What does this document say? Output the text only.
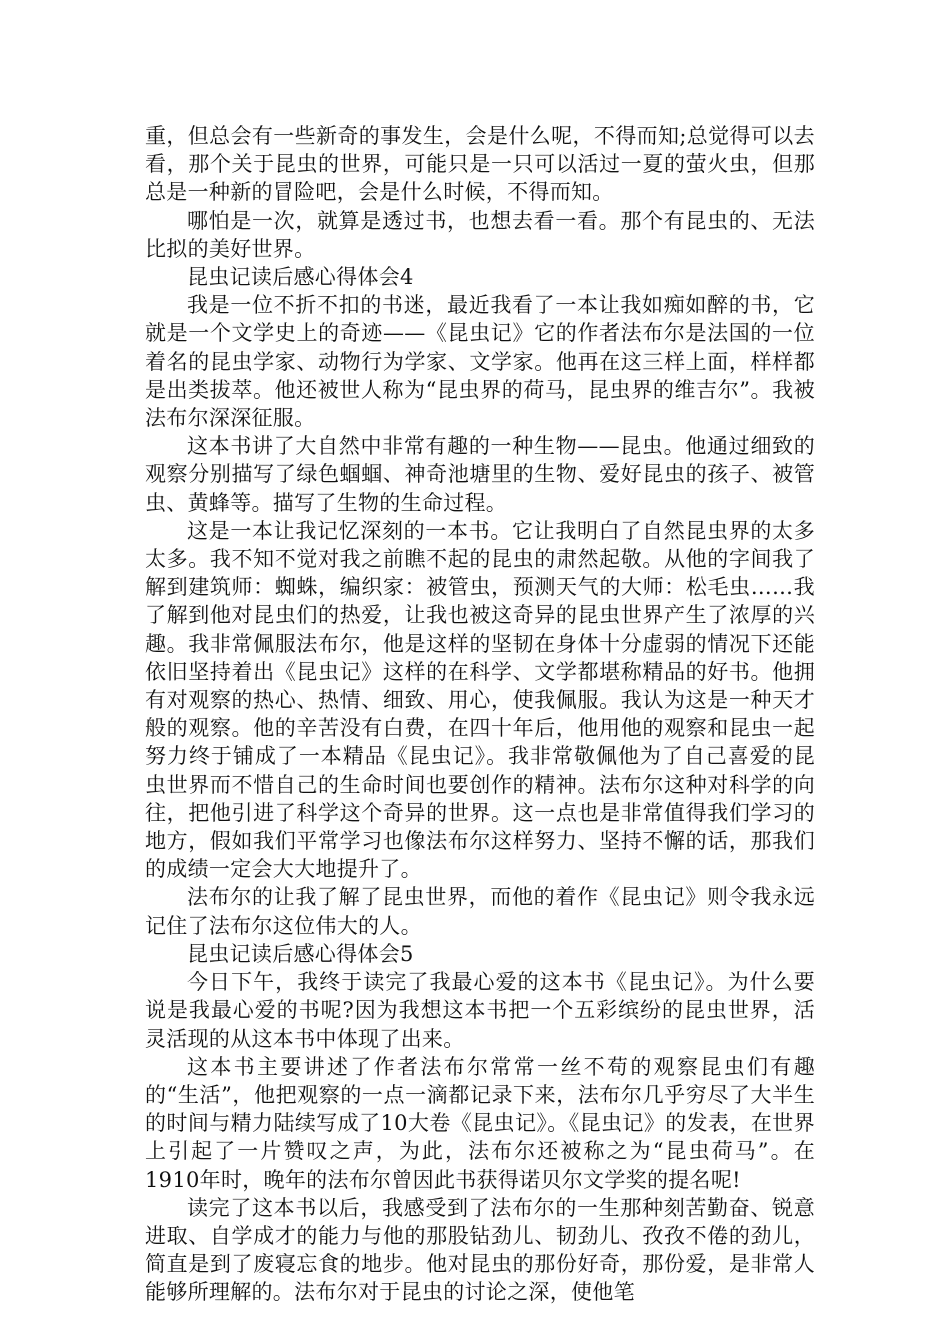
重，但总会有一些新奇的事发生，会是什么呢，不得而知;总觉得可以去看，那个关于昆虫的世界，可能只是一只可以活过一夏的萤火虫，但那总是一种新的冒险吧，会是什么时候，不得而知。

哪怕是一次，就算是透过书，也想去看一看。那个有昆虫的、无法比拟的美好世界。

昆虫记读后感心得体会4

我是一位不折不扣的书迷，最近我看了一本让我如痴如醉的书，它就是一个文学史上的奇迹——《昆虫记》它的作者法布尔是法国的一位着名的昆虫学家、动物行为学家、文学家。他再在这三样上面，样样都是出类拔萃。他还被世人称为“昆虫界的荷马，昆虫界的维吉尔”。我被法布尔深深征服。

这本书讲了大自然中非常有趣的一种生物——昆虫。他通过细致的观察分别描写了绿色蝈蝈、神奇池塘里的生物、爱好昆虫的孩子、被管虫、黄蜂等。描写了生物的生命过程。

这是一本让我记忆深刻的一本书。它让我明白了自然昆虫界的太多太多。我不知不觉对我之前瞧不起的昆虫的肃然起敬。从他的字间我了解到建筑师：蜘蛛，编织家：被管虫，预测天气的大师：松毛虫……我了解到他对昆虫们的热爱，让我也被这奇异的昆虫世界产生了浓厚的兴趣。我非常佩服法布尔，他是这样的坚韧在身体十分虚弱的情况下还能依旧坚持着出《昆虫记》这样的在科学、文学都堪称精品的好书。他拥有对观察的热心、热情、细致、用心，使我佩服。我认为这是一种天才般的观察。他的辛苦没有白费，在四十年后，他用他的观察和昆虫一起努力终于铺成了一本精品《昆虫记》。我非常敬佩他为了自己喜爱的昆虫世界而不惜自己的生命时间也要创作的精神。法布尔这种对科学的向往，把他引进了科学这个奇异的世界。这一点也是非常值得我们学习的地方，假如我们平常学习也像法布尔这样努力、坚持不懈的话，那我们的成绩一定会大大地提升了。

法布尔的让我了解了昆虫世界，而他的着作《昆虫记》则令我永远记住了法布尔这位伟大的人。

昆虫记读后感心得体会5

今日下午，我终于读完了我最心爱的这本书《昆虫记》。为什么要说是我最心爱的书呢?因为我想这本书把一个五彩缤纷的昆虫世界，活灵活现的从这本书中体现了出来。

这本书主要讲述了作者法布尔常常一丝不苟的观察昆虫们有趣的“生活”，他把观察的一点一滴都记录下来，法布尔几乎穷尽了大半生的时间与精力陆续写成了10大卷《昆虫记》。《昆虫记》的发表，在世界上引起了一片赞叹之声，为此，法布尔还被称之为“昆虫荷马”。在1910年时，晚年的法布尔曾因此书获得诺贝尔文学奖的提名呢!

读完了这本书以后，我感受到了法布尔的一生那种刻苦勤奋、锐意进取、自学成才的能力与他的那股钻劲儿、韧劲儿、孜孜不倦的劲儿，简直是到了废寝忘食的地步。他对昆虫的那份好奇，那份爱，是非常人能够所理解的。法布尔对于昆虫的讨论之深，使他笔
○ ○ ○ ○ ○
TO BE DONE:
Restate the data above exactly, stripping out each image.

SOLUTION TO THE PROBLEM:
What does this document say? Output the text only.
重，但总会有一些新奇的事发生，会是什么呢，不得而知;总觉得可以去看，那个关于昆虫的世界，可能只是一只可以活过一夏的萤火虫，但那总是一种新的冒险吧，会是什么时候，不得而知。

哪怕是一次，就算是透过书，也想去看一看。那个有昆虫的、无法比拟的美好世界。

昆虫记读后感心得体会4

我是一位不折不扣的书迷，最近我看了一本让我如痴如醉的书，它就是一个文学史上的奇迹——《昆虫记》它的作者法布尔是法国的一位着名的昆虫学家、动物行为学家、文学家。他再在这三样上面，样样都是出类拔萃。他还被世人称为“昆虫界的荷马，昆虫界的维吉尔”。我被法布尔深深征服。

这本书讲了大自然中非常有趣的一种生物——昆虫。他通过细致的观察分别描写了绿色蝈蝈、神奇池塘里的生物、爱好昆虫的孩子、被管虫、黄蜂等。描写了生物的生命过程。

这是一本让我记忆深刻的一本书。它让我明白了自然昆虫界的太多太多。我不知不觉对我之前瞧不起的昆虫的肃然起敬。从他的字间我了解到建筑师：蜘蛛，编织家：被管虫，预测天气的大师：松毛虫……我了解到他对昆虫们的热爱，让我也被这奇异的昆虫世界产生了浓厚的兴趣。我非常佩服法布尔，他是这样的坚韧在身体十分虚弱的情况下还能依旧坚持着出《昆虫记》这样的在科学、文学都堪称精品的好书。他拥有对观察的热心、热情、细致、用心，使我佩服。我认为这是一种天才般的观察。他的辛苦没有白费，在四十年后，他用他的观察和昆虫一起努力终于铺成了一本精品《昆虫记》。我非常敬佩他为了自己喜爱的昆虫世界而不惜自己的生命时间也要创作的精神。法布尔这种对科学的向往，把他引进了科学这个奇异的世界。这一点也是非常值得我们学习的地方，假如我们平常学习也像法布尔这样努力、坚持不懈的话，那我们的成绩一定会大大地提升了。

法布尔的让我了解了昆虫世界，而他的着作《昆虫记》则令我永远记住了法布尔这位伟大的人。

昆虫记读后感心得体会5

今日下午，我终于读完了我最心爱的这本书《昆虫记》。为什么要说是我最心爱的书呢?因为我想这本书把一个五彩缤纷的昆虫世界，活灵活现的从这本书中体现了出来。

这本书主要讲述了作者法布尔常常一丝不苟的观察昆虫们有趣的“生活”，他把观察的一点一滴都记录下来，法布尔几乎穷尽了大半生的时间与精力陆续写成了10大卷《昆虫记》。《昆虫记》的发表，在世界上引起了一片赞叹之声，为此，法布尔还被称之为“昆虫荷马”。在1910年时，晚年的法布尔曾因此书获得诺贝尔文学奖的提名呢!

读完了这本书以后，我感受到了法布尔的一生那种刻苦勤奋、锐意进取、自学成才的能力与他的那股钻劲儿、韧劲儿、孜孜不倦的劲儿，简直是到了废寝忘食的地步。他对昆虫的那份好奇，那份爱，是非常人能够所理解的。法布尔对于昆虫的讨论之深，使他笔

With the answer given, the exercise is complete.